INPUT
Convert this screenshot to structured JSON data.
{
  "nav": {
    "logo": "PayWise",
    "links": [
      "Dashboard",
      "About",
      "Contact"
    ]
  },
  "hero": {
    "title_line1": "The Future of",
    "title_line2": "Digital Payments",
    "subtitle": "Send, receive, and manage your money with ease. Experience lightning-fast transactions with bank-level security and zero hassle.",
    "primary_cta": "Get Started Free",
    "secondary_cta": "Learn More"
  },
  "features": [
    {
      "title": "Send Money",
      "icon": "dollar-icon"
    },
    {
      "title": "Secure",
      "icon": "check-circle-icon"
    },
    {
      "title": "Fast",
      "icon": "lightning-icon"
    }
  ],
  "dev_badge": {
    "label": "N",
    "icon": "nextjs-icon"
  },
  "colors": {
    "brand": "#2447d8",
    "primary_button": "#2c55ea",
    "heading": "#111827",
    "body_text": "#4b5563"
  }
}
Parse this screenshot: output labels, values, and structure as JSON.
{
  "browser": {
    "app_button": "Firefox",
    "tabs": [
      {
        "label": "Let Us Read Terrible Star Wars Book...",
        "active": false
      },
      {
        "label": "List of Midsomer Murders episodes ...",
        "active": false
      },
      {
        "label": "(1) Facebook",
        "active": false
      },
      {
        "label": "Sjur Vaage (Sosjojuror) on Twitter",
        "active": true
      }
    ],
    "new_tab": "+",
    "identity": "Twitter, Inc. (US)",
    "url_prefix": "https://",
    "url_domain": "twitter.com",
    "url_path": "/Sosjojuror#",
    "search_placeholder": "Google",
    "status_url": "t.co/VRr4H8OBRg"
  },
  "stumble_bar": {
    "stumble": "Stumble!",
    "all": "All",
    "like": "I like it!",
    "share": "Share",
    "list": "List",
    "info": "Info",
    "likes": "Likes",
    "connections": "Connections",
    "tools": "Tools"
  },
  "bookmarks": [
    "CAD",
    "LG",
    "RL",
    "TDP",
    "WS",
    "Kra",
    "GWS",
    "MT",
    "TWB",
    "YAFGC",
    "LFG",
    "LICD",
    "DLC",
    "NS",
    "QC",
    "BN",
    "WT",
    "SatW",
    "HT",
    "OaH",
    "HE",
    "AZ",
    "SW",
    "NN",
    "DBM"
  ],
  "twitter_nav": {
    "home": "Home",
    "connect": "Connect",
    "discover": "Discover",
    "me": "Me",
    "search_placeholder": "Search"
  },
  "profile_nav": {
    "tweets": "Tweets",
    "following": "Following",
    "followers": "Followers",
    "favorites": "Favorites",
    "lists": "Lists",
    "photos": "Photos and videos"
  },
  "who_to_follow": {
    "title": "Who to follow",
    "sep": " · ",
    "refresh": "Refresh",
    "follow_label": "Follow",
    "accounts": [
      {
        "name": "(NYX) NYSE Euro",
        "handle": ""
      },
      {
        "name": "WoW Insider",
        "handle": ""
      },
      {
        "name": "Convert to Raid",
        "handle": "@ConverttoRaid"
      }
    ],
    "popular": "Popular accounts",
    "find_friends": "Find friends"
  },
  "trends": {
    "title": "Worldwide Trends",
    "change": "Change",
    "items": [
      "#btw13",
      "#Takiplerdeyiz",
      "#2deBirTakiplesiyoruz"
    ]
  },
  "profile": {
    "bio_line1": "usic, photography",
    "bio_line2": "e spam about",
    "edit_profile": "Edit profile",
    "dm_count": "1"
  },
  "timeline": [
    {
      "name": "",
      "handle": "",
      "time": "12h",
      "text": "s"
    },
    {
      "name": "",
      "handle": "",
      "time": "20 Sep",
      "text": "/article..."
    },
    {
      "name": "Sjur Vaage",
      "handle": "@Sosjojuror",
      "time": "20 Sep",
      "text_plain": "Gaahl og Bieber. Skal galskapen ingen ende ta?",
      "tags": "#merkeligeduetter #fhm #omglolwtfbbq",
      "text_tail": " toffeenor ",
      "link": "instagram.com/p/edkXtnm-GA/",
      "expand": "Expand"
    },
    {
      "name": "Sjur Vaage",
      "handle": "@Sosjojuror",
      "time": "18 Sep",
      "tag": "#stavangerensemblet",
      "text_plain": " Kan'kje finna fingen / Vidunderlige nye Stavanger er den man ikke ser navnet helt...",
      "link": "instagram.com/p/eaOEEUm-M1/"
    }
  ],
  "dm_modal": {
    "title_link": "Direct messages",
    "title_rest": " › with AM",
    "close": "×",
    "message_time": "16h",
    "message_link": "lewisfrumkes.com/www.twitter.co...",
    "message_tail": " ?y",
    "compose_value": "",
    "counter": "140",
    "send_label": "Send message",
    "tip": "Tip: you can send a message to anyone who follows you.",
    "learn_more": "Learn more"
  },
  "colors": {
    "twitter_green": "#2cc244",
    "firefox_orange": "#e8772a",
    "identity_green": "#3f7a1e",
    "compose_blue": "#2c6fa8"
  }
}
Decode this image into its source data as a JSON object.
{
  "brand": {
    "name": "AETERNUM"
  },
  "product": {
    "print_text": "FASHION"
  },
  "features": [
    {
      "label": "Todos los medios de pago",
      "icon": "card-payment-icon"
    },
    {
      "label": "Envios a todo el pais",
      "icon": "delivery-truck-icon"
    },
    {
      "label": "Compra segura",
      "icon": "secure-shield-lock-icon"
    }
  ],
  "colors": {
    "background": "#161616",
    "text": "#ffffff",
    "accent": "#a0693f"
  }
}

THE REQUEST
Wherever a line in the data above holds "name", copy that line.

REPLY
        "name": "(NYX) NYSE Euro",
        "name": "WoW Insider",
        "name": "Convert to Raid",
      "name": "",
      "name": "",
      "name": "Sjur Vaage",
      "name": "Sjur Vaage",
    "name": "AETERNUM"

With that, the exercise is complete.